> AIM:
In the material below, find every line with "such" and pull it out.

> RAW DATA:
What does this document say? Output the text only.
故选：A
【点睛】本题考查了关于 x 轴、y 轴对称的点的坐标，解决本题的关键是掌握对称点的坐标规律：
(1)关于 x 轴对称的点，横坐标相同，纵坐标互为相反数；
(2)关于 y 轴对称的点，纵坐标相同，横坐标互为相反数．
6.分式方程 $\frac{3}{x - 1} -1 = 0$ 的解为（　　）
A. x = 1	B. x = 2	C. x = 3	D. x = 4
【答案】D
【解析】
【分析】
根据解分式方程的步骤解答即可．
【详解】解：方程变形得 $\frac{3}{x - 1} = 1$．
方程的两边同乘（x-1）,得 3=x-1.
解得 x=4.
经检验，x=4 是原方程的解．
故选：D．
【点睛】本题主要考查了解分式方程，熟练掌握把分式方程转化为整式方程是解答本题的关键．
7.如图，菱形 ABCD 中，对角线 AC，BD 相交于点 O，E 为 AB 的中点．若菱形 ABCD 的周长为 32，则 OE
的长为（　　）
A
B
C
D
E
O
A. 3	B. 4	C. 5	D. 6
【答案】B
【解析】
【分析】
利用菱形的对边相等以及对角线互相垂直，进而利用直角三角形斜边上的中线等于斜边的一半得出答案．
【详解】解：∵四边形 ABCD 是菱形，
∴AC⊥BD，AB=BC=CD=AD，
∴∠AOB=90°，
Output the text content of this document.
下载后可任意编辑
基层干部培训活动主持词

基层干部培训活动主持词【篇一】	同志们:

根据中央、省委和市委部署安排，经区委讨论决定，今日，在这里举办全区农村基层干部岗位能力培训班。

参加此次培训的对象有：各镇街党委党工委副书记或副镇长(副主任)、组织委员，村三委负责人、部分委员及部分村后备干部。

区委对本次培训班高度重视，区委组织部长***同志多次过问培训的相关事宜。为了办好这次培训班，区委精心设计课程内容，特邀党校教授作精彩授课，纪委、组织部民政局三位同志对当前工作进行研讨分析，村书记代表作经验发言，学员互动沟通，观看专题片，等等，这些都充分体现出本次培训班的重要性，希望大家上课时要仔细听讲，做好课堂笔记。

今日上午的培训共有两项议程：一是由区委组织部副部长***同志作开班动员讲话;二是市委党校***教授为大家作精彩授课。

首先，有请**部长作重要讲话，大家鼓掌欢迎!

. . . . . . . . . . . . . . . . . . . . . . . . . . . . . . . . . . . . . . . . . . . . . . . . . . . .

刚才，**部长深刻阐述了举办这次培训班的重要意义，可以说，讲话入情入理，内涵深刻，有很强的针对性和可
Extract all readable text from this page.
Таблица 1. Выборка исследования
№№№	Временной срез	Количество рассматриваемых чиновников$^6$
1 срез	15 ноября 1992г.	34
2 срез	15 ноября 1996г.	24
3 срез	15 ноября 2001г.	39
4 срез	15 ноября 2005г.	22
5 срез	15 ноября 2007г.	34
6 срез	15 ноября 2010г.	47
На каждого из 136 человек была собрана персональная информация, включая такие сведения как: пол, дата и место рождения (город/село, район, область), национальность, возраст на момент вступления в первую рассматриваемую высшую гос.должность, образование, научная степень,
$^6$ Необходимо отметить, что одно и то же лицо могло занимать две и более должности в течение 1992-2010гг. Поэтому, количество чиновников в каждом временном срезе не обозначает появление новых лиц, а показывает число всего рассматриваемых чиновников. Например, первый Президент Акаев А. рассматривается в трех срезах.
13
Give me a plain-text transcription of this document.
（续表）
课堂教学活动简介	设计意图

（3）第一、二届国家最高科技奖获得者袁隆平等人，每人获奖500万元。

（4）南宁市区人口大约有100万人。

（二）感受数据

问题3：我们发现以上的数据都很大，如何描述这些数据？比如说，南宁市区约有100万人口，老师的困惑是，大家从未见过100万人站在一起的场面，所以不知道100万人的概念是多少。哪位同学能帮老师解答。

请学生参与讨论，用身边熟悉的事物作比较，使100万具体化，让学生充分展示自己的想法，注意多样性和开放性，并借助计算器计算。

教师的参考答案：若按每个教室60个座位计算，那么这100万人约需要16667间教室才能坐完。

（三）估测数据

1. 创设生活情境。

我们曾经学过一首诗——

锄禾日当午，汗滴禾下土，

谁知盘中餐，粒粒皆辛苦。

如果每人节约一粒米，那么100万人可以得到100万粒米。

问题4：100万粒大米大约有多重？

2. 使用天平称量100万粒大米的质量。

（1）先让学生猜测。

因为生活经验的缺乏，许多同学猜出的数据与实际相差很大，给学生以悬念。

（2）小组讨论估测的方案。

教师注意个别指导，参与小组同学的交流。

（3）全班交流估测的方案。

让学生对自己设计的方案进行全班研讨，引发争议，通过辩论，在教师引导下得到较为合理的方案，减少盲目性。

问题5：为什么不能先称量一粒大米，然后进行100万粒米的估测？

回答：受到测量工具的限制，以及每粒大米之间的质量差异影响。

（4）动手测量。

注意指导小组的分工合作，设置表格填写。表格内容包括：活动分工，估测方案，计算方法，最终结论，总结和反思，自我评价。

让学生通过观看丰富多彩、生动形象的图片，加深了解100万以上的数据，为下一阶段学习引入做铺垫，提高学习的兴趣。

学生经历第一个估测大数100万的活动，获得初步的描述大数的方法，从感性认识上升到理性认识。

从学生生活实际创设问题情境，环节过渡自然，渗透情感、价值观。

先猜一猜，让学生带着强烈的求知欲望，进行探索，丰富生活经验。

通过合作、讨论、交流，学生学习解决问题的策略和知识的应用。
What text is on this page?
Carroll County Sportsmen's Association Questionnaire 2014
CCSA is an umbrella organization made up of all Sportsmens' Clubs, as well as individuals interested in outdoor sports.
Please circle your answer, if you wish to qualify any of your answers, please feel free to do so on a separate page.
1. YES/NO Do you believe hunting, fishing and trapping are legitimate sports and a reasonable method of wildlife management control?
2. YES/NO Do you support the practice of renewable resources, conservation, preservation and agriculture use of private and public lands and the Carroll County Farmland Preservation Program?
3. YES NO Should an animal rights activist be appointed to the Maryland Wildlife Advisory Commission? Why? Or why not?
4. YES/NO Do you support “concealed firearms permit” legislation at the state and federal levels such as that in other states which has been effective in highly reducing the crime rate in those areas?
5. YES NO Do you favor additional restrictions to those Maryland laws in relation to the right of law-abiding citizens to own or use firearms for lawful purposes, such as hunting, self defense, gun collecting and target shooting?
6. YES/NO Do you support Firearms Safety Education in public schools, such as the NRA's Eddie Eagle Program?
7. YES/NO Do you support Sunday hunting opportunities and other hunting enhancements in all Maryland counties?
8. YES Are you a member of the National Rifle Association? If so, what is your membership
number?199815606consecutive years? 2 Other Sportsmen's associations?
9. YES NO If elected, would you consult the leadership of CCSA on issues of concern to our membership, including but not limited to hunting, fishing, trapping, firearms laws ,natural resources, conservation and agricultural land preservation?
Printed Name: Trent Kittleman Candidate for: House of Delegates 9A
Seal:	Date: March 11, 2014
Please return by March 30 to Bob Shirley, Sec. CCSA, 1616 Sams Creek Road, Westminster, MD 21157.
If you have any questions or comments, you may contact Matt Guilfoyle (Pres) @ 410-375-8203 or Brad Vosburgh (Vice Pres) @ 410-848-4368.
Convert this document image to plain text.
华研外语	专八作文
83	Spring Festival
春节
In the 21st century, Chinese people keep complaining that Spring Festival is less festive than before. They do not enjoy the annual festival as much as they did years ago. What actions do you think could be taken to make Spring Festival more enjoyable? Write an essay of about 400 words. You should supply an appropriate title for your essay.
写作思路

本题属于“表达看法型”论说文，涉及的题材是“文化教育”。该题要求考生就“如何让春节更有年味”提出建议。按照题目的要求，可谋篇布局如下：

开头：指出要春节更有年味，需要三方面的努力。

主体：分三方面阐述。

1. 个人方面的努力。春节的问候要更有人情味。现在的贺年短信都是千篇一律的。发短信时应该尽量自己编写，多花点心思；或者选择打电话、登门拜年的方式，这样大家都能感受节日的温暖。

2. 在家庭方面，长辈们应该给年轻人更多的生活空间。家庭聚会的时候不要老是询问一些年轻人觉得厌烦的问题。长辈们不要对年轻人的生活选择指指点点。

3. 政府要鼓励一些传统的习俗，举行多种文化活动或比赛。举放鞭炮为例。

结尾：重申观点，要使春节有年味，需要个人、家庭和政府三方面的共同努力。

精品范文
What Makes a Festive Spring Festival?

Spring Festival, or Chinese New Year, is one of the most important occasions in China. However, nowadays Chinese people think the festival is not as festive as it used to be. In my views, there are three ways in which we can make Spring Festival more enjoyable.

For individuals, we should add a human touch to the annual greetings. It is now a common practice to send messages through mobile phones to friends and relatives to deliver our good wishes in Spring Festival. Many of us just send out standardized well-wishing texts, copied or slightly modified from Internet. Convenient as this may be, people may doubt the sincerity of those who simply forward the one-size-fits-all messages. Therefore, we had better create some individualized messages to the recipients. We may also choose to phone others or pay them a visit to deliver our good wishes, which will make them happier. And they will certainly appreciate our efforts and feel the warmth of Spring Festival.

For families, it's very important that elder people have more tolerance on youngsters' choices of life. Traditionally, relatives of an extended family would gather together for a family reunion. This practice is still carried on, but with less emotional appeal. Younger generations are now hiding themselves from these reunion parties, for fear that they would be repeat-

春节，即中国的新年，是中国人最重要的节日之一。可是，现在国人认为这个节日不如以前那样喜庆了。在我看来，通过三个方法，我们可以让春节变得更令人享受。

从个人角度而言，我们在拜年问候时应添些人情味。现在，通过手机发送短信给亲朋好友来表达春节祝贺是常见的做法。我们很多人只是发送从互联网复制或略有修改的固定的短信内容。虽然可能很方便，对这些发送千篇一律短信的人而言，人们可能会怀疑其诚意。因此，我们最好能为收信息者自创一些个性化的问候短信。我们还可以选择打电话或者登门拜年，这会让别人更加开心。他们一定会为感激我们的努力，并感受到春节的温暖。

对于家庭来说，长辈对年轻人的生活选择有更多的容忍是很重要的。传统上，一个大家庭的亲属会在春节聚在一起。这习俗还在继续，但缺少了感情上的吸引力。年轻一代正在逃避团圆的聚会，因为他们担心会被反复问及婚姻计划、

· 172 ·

> EXERCISE ANSWER:
4. YES/NO Do you support “concealed firearms permit” legislation at the state and federal levels such as that in other states which has been effective in highly reducing the crime rate in those areas?
5. YES NO Do you favor additional restrictions to those Maryland laws in relation to the right of law-abiding citizens to own or use firearms for lawful purposes, such as hunting, self defense, gun collecting and target shooting?
6. YES/NO Do you support Firearms Safety Education in public schools, such as the NRA's Eddie Eagle Program?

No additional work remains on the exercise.